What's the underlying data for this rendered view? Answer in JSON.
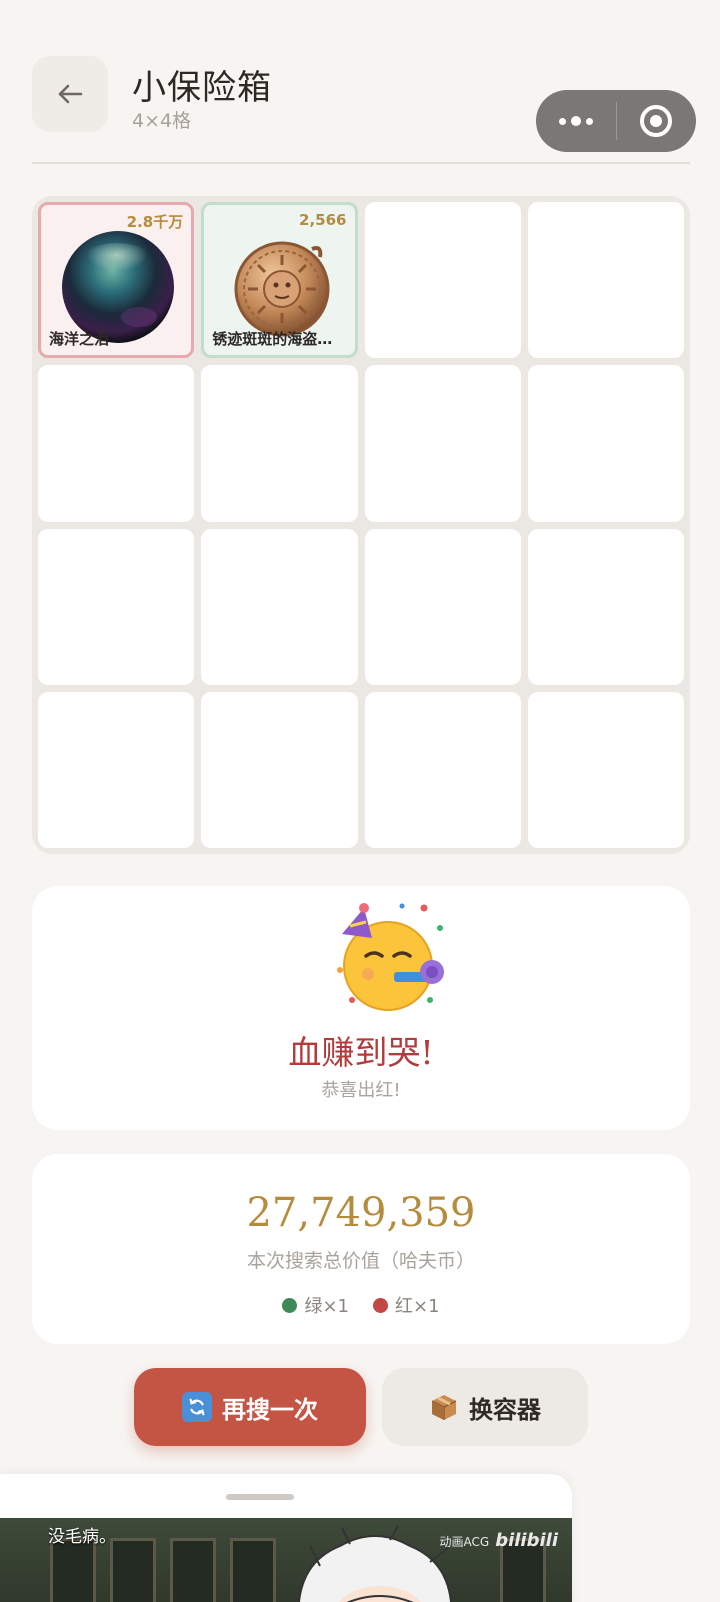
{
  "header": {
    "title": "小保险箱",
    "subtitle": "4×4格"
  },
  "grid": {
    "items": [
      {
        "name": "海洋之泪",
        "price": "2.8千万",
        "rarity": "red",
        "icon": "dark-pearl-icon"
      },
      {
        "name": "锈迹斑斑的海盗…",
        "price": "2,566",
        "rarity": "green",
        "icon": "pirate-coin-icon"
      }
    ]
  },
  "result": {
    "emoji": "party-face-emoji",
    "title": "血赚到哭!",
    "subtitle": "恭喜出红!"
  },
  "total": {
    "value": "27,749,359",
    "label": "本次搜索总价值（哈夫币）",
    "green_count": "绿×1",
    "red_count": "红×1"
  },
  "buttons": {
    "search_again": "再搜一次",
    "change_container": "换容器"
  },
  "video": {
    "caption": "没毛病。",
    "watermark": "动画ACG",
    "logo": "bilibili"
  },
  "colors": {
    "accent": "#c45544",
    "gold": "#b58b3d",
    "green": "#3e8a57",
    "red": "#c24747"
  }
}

--

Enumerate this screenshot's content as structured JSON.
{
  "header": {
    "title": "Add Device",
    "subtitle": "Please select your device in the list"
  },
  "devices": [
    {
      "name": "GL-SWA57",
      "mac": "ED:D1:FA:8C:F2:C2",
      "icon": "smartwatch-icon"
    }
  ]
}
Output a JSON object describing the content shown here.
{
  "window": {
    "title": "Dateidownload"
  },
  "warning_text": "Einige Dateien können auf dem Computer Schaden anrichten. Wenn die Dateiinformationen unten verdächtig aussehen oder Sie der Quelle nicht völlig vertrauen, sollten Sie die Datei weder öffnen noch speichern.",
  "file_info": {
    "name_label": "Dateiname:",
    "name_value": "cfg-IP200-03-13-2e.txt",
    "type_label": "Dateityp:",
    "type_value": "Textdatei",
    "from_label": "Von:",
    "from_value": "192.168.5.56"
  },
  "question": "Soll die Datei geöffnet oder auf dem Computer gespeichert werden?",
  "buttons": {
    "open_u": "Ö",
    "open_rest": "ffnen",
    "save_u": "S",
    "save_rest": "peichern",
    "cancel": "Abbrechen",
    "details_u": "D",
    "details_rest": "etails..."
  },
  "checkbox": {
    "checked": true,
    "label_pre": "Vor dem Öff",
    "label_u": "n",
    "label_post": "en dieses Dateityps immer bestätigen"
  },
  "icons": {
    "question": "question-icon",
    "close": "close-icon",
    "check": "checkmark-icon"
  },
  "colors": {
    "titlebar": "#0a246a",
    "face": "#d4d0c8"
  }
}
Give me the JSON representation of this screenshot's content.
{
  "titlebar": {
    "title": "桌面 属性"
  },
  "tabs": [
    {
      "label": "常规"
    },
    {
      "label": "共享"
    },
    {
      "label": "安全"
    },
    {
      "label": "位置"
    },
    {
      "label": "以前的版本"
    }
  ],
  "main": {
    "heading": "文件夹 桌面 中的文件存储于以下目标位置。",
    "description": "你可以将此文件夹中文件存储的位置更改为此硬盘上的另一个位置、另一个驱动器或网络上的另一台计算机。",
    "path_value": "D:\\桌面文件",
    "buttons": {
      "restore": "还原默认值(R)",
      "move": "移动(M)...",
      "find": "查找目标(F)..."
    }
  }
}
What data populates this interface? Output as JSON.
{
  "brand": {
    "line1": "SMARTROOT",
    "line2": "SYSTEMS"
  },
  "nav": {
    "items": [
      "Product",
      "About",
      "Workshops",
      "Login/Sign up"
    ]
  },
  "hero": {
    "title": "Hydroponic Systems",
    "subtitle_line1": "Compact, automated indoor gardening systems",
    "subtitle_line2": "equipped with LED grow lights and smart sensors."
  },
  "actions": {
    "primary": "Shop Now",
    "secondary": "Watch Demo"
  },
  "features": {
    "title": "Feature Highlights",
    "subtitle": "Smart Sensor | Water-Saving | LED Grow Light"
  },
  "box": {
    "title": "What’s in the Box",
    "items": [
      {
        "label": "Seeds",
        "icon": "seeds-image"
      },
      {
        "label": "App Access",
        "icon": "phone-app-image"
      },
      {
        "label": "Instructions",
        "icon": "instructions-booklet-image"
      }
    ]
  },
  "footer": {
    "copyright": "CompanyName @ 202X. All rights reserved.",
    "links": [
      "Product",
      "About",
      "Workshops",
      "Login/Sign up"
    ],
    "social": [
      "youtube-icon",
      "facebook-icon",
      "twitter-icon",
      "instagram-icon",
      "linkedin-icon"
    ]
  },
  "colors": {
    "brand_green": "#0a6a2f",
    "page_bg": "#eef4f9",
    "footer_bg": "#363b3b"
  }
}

Exercise:
Pull out every line of the records that includes the string "Computer".

Right answer:
  "warning_text": "Einige Dateien können auf dem Computer Schaden anrichten. Wenn die Dateiinformationen unten verdächtig aussehen oder Sie der Quelle nicht völlig vertrauen, sollten Sie die Datei weder öffnen noch speichern.",
  "question": "Soll die Datei geöffnet oder auf dem Computer gespeichert werden?",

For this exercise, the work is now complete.